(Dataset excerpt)
○ ○ ○ ○ ○ ○ ○
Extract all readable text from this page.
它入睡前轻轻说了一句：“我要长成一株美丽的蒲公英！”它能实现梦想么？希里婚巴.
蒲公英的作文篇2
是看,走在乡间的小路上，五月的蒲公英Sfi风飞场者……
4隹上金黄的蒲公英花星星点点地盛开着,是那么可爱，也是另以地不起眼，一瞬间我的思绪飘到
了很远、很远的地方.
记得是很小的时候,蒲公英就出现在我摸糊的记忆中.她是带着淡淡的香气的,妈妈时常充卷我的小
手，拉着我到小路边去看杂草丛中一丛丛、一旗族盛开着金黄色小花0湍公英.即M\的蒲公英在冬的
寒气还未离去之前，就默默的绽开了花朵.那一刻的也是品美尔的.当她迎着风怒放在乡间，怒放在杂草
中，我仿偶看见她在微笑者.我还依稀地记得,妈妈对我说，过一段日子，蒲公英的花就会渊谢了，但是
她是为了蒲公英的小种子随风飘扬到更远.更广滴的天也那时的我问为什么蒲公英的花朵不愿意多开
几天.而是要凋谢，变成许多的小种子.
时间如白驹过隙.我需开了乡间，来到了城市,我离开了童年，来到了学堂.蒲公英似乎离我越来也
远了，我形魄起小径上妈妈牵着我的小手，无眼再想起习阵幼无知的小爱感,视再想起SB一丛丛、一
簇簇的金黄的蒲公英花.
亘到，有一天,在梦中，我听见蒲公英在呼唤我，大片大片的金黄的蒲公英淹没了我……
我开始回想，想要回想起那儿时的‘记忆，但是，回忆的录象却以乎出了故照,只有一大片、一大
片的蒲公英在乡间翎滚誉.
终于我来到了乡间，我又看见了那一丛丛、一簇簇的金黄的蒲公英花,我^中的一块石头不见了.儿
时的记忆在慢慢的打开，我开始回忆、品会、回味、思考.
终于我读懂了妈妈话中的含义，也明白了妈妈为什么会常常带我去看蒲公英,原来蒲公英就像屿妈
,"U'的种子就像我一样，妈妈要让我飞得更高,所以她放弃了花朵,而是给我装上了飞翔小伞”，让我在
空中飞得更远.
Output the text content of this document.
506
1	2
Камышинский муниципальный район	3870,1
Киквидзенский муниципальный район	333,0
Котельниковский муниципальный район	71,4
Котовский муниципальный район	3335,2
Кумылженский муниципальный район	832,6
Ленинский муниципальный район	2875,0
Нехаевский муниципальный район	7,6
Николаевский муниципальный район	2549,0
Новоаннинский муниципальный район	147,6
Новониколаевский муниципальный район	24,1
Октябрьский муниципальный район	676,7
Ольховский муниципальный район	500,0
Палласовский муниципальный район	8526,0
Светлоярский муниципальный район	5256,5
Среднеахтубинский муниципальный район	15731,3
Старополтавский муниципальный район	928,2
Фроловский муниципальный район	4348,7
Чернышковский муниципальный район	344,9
○ ○ ○ ○ ○ ○ ○
Task brief:
Only lines with the string "text" belong in your answer; copy each one.

Expected answer:
Extract all readable text from this page.
Output the text content of this document.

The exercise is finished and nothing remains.